BEGIN Task data

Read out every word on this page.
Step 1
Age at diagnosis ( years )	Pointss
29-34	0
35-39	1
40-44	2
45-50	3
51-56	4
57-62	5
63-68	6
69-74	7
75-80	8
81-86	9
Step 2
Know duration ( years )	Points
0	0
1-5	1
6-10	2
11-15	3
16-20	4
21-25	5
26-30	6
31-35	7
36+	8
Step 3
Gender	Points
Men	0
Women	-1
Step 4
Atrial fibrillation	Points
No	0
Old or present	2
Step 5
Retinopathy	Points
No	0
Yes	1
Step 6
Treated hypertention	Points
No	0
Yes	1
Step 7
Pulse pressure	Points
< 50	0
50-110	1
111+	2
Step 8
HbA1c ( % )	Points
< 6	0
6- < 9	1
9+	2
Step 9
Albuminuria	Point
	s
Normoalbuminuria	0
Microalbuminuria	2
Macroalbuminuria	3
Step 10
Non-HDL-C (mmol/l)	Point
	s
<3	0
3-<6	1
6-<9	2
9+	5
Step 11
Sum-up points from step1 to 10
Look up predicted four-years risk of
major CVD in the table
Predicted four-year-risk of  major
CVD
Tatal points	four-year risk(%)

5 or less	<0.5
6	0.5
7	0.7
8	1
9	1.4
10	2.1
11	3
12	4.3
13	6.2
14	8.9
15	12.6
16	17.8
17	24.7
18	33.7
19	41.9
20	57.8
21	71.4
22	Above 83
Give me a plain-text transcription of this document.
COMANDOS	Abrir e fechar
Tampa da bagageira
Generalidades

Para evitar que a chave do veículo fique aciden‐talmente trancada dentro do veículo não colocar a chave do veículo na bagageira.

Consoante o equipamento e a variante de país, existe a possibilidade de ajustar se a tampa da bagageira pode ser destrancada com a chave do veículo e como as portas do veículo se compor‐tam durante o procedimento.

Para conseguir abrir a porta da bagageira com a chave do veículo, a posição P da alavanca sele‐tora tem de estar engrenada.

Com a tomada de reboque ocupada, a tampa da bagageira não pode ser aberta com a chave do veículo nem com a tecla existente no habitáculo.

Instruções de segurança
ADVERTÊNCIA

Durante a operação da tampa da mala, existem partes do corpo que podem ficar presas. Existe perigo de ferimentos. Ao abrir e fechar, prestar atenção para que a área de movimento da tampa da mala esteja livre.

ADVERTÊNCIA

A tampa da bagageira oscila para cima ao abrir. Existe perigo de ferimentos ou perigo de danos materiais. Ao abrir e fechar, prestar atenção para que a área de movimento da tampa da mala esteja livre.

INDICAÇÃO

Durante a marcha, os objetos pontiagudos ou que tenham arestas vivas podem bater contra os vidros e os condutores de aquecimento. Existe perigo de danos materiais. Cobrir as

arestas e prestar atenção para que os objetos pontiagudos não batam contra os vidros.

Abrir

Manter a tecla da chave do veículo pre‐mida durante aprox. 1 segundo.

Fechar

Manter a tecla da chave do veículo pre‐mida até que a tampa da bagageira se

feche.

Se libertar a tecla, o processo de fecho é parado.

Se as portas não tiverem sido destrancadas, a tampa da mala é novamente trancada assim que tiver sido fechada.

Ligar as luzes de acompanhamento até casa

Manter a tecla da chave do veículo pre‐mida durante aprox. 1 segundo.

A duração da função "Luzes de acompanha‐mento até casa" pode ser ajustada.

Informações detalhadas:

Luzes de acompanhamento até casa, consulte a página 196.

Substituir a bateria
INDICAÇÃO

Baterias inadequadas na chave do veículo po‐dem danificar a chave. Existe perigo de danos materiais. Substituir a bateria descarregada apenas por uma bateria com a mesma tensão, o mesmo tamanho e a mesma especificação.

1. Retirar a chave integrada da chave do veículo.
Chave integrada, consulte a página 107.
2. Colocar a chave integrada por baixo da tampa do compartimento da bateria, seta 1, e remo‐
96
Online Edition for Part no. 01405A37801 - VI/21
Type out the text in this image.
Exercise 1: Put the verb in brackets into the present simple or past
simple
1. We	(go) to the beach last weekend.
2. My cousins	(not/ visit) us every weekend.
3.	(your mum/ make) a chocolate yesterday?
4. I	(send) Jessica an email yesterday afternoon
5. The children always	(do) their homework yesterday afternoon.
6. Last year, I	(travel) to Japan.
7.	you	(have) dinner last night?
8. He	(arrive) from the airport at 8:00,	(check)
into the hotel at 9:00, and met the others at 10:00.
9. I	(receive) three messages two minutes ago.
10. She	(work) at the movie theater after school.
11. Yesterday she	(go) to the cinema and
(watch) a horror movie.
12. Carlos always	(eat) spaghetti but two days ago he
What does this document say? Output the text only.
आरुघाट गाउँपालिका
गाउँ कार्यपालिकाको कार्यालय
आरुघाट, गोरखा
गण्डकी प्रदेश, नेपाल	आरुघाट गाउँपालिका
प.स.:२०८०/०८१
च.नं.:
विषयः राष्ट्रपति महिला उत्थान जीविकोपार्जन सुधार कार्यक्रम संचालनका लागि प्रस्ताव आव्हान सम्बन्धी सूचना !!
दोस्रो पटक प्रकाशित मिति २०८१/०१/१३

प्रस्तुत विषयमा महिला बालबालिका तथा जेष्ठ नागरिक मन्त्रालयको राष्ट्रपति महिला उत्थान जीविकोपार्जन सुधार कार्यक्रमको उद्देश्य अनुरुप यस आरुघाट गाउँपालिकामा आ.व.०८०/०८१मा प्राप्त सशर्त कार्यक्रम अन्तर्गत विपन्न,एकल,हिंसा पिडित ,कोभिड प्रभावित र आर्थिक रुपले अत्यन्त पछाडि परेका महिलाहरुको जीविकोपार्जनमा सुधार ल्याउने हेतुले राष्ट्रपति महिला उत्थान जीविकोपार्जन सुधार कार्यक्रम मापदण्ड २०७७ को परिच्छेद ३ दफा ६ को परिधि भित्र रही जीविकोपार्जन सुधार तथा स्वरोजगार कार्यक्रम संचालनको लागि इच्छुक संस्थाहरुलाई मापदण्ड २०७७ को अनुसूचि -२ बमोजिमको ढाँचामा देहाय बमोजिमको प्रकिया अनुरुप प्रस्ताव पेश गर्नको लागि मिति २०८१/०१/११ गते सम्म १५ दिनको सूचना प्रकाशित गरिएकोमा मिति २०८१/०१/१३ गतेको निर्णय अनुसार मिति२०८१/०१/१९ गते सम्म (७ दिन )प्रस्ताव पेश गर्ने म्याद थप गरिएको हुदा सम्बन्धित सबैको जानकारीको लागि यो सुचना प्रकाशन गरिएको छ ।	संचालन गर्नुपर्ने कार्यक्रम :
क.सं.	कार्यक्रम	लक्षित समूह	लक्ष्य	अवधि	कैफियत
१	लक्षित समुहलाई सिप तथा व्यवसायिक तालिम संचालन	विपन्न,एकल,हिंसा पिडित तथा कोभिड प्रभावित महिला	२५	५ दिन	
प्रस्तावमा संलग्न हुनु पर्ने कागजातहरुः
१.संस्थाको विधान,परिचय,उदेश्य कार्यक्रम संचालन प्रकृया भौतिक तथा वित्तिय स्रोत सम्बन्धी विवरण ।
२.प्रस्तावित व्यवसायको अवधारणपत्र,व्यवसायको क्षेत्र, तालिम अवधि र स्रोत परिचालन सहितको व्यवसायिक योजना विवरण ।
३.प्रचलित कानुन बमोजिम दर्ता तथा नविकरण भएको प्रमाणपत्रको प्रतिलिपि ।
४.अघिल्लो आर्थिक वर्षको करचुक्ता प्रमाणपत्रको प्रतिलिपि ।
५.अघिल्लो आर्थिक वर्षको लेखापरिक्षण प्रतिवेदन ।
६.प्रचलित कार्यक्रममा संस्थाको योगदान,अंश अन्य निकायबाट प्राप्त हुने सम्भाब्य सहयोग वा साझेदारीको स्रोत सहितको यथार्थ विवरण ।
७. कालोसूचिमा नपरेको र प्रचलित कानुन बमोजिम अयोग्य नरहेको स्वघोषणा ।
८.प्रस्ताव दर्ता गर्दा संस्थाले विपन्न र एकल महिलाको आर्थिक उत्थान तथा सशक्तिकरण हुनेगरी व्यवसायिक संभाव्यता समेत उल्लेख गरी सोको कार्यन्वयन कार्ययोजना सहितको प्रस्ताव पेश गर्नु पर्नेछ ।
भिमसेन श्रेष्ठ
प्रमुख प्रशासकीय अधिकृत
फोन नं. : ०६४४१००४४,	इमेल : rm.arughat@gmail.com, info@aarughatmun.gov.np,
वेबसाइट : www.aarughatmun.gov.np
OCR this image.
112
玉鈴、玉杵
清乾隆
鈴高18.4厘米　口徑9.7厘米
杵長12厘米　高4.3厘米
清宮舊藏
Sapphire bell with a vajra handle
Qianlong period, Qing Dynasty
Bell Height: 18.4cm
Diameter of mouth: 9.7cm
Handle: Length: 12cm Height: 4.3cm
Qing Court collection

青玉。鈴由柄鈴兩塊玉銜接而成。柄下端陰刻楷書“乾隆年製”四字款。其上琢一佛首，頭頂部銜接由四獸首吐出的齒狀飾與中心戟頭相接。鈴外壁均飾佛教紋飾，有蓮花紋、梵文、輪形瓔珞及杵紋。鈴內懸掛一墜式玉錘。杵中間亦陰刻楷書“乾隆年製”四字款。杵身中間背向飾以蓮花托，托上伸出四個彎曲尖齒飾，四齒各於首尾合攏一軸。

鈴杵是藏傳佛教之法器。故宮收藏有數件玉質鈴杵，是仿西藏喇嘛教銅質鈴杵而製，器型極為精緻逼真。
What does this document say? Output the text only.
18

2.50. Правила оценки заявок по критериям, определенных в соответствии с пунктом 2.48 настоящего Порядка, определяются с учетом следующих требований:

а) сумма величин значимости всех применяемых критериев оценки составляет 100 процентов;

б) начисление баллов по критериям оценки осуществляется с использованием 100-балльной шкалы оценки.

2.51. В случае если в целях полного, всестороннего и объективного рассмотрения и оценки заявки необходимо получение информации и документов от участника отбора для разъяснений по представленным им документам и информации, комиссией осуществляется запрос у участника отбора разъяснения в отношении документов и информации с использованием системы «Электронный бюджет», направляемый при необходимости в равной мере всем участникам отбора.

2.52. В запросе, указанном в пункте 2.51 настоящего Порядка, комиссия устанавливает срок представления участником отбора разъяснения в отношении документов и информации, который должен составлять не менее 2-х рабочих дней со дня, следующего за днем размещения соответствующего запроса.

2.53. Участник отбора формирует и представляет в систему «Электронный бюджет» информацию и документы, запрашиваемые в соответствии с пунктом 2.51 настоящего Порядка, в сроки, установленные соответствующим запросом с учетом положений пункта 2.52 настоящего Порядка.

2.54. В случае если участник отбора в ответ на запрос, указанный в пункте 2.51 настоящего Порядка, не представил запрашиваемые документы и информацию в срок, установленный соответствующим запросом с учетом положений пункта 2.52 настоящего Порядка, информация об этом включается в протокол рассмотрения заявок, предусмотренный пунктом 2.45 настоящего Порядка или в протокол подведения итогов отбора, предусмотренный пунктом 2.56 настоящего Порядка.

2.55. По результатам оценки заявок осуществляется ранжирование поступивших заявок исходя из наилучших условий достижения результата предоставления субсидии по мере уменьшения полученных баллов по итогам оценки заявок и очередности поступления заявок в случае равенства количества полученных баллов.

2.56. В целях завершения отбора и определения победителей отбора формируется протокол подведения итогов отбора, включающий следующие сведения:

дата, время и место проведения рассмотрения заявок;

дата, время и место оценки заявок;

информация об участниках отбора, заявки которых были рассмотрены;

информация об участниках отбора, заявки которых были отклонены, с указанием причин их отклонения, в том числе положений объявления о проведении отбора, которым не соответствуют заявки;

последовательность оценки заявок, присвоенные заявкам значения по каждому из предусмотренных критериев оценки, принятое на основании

END Task data

Exercise details: Identify how many lines in the entries above contain the word "livre" and provide only that figure.

Solution for this exercise: 2